* [Given information]:
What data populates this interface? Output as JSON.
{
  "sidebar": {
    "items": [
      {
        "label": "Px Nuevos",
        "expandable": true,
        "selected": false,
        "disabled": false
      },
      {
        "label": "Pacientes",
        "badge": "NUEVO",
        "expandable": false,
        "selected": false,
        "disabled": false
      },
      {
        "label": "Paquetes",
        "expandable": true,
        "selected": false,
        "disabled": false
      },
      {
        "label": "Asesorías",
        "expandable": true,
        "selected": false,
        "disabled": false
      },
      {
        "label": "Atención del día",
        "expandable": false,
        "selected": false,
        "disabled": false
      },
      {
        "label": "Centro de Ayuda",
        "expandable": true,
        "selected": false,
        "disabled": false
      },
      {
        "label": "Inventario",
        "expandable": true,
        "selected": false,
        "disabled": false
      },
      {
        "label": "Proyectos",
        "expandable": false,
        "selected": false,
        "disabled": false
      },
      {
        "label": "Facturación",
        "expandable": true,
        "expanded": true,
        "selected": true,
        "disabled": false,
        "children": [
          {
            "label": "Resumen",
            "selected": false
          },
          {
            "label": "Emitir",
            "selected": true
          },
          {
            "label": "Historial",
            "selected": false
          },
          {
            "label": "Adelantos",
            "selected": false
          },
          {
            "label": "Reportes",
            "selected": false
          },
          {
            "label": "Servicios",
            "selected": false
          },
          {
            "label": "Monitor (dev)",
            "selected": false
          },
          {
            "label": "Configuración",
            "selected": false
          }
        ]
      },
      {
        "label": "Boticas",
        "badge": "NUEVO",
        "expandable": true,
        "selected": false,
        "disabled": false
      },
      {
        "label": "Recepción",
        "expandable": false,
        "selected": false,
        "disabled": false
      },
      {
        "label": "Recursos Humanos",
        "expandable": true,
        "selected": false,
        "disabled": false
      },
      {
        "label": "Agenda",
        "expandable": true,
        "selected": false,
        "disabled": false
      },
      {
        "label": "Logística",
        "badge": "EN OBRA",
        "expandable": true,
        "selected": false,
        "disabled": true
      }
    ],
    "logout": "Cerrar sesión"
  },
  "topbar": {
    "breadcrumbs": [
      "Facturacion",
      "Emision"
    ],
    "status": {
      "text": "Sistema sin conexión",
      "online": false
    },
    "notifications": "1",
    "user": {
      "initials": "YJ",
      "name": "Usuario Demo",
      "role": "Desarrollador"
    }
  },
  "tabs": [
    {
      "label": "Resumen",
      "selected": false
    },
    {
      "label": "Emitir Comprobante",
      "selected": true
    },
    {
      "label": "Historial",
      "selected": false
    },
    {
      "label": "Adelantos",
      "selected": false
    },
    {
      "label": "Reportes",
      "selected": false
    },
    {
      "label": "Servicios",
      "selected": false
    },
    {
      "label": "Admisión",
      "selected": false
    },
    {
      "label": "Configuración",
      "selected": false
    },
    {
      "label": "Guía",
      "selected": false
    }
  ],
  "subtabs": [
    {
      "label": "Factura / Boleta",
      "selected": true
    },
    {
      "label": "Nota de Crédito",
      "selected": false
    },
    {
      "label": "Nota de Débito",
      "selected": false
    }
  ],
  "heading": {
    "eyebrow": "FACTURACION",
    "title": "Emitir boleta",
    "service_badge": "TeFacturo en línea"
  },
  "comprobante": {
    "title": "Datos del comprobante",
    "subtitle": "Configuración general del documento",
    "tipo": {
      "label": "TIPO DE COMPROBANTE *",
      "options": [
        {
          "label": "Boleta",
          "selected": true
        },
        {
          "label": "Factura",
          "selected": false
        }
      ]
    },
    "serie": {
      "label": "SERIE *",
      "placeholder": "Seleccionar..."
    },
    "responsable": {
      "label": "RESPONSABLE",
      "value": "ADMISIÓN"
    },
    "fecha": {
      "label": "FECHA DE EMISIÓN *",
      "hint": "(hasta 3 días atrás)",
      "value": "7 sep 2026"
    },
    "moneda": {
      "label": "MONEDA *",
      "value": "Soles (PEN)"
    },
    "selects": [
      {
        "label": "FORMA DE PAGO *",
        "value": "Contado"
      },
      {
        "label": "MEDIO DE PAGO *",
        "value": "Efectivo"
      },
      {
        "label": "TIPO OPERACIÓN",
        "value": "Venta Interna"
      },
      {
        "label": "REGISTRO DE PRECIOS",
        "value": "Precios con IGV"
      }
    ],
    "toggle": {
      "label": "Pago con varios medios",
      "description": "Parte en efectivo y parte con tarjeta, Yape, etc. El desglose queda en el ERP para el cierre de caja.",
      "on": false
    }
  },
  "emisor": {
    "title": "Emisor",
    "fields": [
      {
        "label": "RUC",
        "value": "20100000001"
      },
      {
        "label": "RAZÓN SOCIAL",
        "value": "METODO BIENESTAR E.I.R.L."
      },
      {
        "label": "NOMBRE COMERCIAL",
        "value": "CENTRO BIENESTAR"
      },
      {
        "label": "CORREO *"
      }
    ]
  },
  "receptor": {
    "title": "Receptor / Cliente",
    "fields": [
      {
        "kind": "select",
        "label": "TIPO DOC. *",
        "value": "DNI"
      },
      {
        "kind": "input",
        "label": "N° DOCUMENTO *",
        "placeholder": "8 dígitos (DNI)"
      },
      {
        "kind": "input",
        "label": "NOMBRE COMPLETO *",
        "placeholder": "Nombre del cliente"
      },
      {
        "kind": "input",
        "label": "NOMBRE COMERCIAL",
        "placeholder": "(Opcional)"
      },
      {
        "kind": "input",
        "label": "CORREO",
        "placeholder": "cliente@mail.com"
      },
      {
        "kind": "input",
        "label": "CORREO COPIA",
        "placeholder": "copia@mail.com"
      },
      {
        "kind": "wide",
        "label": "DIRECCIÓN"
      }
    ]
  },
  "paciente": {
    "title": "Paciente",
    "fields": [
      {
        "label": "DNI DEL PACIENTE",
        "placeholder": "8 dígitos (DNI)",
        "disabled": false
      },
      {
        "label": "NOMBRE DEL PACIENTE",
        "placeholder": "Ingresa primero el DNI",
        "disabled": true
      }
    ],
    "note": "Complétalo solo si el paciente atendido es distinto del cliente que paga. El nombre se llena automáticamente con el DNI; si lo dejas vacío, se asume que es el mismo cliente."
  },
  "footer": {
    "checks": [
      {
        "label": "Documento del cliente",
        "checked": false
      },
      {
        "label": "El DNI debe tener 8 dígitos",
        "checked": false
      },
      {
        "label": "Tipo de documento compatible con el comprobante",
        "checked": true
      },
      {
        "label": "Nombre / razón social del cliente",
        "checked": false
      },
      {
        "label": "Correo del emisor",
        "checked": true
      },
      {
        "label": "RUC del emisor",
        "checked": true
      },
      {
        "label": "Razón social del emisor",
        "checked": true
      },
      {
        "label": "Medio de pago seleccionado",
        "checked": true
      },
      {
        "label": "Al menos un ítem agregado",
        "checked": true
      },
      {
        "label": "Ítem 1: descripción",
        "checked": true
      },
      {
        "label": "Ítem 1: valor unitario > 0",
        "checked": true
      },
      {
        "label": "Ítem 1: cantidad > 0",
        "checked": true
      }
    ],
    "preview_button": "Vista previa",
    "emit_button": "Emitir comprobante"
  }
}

* [Task goal]: Repeat all the entries exactly as given.

* [Result of the exercise]:
What data populates this interface? Output as JSON.
{
  "sidebar": {
    "items": [
      {
        "label": "Px Nuevos",
        "expandable": true,
        "selected": false,
        "disabled": false
      },
      {
        "label": "Pacientes",
        "badge": "NUEVO",
        "expandable": false,
        "selected": false,
        "disabled": false
      },
      {
        "label": "Paquetes",
        "expandable": true,
        "selected": false,
        "disabled": false
      },
      {
        "label": "Asesorías",
        "expandable": true,
        "selected": false,
        "disabled": false
      },
      {
        "label": "Atención del día",
        "expandable": false,
        "selected": false,
        "disabled": false
      },
      {
        "label": "Centro de Ayuda",
        "expandable": true,
        "selected": false,
        "disabled": false
      },
      {
        "label": "Inventario",
        "expandable": true,
        "selected": false,
        "disabled": false
      },
      {
        "label": "Proyectos",
        "expandable": false,
        "selected": false,
        "disabled": false
      },
      {
        "label": "Facturación",
        "expandable": true,
        "expanded": true,
        "selected": true,
        "disabled": false,
        "children": [
          {
            "label": "Resumen",
            "selected": false
          },
          {
            "label": "Emitir",
            "selected": true
          },
          {
            "label": "Historial",
            "selected": false
          },
          {
            "label": "Adelantos",
            "selected": false
          },
          {
            "label": "Reportes",
            "selected": false
          },
          {
            "label": "Servicios",
            "selected": false
          },
          {
            "label": "Monitor (dev)",
            "selected": false
          },
          {
            "label": "Configuración",
            "selected": false
          }
        ]
      },
      {
        "label": "Boticas",
        "badge": "NUEVO",
        "expandable": true,
        "selected": false,
        "disabled": false
      },
      {
        "label": "Recepción",
        "expandable": false,
        "selected": false,
        "disabled": false
      },
      {
        "label": "Recursos Humanos",
        "expandable": true,
        "selected": false,
        "disabled": false
      },
      {
        "label": "Agenda",
        "expandable": true,
        "selected": false,
        "disabled": false
      },
      {
        "label": "Logística",
        "badge": "EN OBRA",
        "expandable": true,
        "selected": false,
        "disabled": true
      }
    ],
    "logout": "Cerrar sesión"
  },
  "topbar": {
    "breadcrumbs": [
      "Facturacion",
      "Emision"
    ],
    "status": {
      "text": "Sistema sin conexión",
      "online": false
    },
    "notifications": "1",
    "user": {
      "initials": "YJ",
      "name": "Usuario Demo",
      "role": "Desarrollador"
    }
  },
  "tabs": [
    {
      "label": "Resumen",
      "selected": false
    },
    {
      "label": "Emitir Comprobante",
      "selected": true
    },
    {
      "label": "Historial",
      "selected": false
    },
    {
      "label": "Adelantos",
      "selected": false
    },
    {
      "label": "Reportes",
      "selected": false
    },
    {
      "label": "Servicios",
      "selected": false
    },
    {
      "label": "Admisión",
      "selected": false
    },
    {
      "label": "Configuración",
      "selected": false
    },
    {
      "label": "Guía",
      "selected": false
    }
  ],
  "subtabs": [
    {
      "label": "Factura / Boleta",
      "selected": true
    },
    {
      "label": "Nota de Crédito",
      "selected": false
    },
    {
      "label": "Nota de Débito",
      "selected": false
    }
  ],
  "heading": {
    "eyebrow": "FACTURACION",
    "title": "Emitir boleta",
    "service_badge": "TeFacturo en línea"
  },
  "comprobante": {
    "title": "Datos del comprobante",
    "subtitle": "Configuración general del documento",
    "tipo": {
      "label": "TIPO DE COMPROBANTE *",
      "options": [
        {
          "label": "Boleta",
          "selected": true
        },
        {
          "label": "Factura",
          "selected": false
        }
      ]
    },
    "serie": {
      "label": "SERIE *",
      "placeholder": "Seleccionar..."
    },
    "responsable": {
      "label": "RESPONSABLE",
      "value": "ADMISIÓN"
    },
    "fecha": {
      "label": "FECHA DE EMISIÓN *",
      "hint": "(hasta 3 días atrás)",
      "value": "7 sep 2026"
    },
    "moneda": {
      "label": "MONEDA *",
      "value": "Soles (PEN)"
    },
    "selects": [
      {
        "label": "FORMA DE PAGO *",
        "value": "Contado"
      },
      {
        "label": "MEDIO DE PAGO *",
        "value": "Efectivo"
      },
      {
        "label": "TIPO OPERACIÓN",
        "value": "Venta Interna"
      },
      {
        "label": "REGISTRO DE PRECIOS",
        "value": "Precios con IGV"
      }
    ],
    "toggle": {
      "label": "Pago con varios medios",
      "description": "Parte en efectivo y parte con tarjeta, Yape, etc. El desglose queda en el ERP para el cierre de caja.",
      "on": false
    }
  },
  "emisor": {
    "title": "Emisor",
    "fields": [
      {
        "label": "RUC",
        "value": "20100000001"
      },
      {
        "label": "RAZÓN SOCIAL",
        "value": "METODO BIENESTAR E.I.R.L."
      },
      {
        "label": "NOMBRE COMERCIAL",
        "value": "CENTRO BIENESTAR"
      },
      {
        "label": "CORREO *"
      }
    ]
  },
  "receptor": {
    "title": "Receptor / Cliente",
    "fields": [
      {
        "kind": "select",
        "label": "TIPO DOC. *",
        "value": "DNI"
      },
      {
        "kind": "input",
        "label": "N° DOCUMENTO *",
        "placeholder": "8 dígitos (DNI)"
      },
      {
        "kind": "input",
        "label": "NOMBRE COMPLETO *",
        "placeholder": "Nombre del cliente"
      },
      {
        "kind": "input",
        "label": "NOMBRE COMERCIAL",
        "placeholder": "(Opcional)"
      },
      {
        "kind": "input",
        "label": "CORREO",
        "placeholder": "cliente@mail.com"
      },
      {
        "kind": "input",
        "label": "CORREO COPIA",
        "placeholder": "copia@mail.com"
      },
      {
        "kind": "wide",
        "label": "DIRECCIÓN"
      }
    ]
  },
  "paciente": {
    "title": "Paciente",
    "fields": [
      {
        "label": "DNI DEL PACIENTE",
        "placeholder": "8 dígitos (DNI)",
        "disabled": false
      },
      {
        "label": "NOMBRE DEL PACIENTE",
        "placeholder": "Ingresa primero el DNI",
        "disabled": true
      }
    ],
    "note": "Complétalo solo si el paciente atendido es distinto del cliente que paga. El nombre se llena automáticamente con el DNI; si lo dejas vacío, se asume que es el mismo cliente."
  },
  "footer": {
    "checks": [
      {
        "label": "Documento del cliente",
        "checked": false
      },
      {
        "label": "El DNI debe tener 8 dígitos",
        "checked": false
      },
      {
        "label": "Tipo de documento compatible con el comprobante",
        "checked": true
      },
      {
        "label": "Nombre / razón social del cliente",
        "checked": false
      },
      {
        "label": "Correo del emisor",
        "checked": true
      },
      {
        "label": "RUC del emisor",
        "checked": true
      },
      {
        "label": "Razón social del emisor",
        "checked": true
      },
      {
        "label": "Medio de pago seleccionado",
        "checked": true
      },
      {
        "label": "Al menos un ítem agregado",
        "checked": true
      },
      {
        "label": "Ítem 1: descripción",
        "checked": true
      },
      {
        "label": "Ítem 1: valor unitario > 0",
        "checked": true
      },
      {
        "label": "Ítem 1: cantidad > 0",
        "checked": true
      }
    ],
    "preview_button": "Vista previa",
    "emit_button": "Emitir comprobante"
  }
}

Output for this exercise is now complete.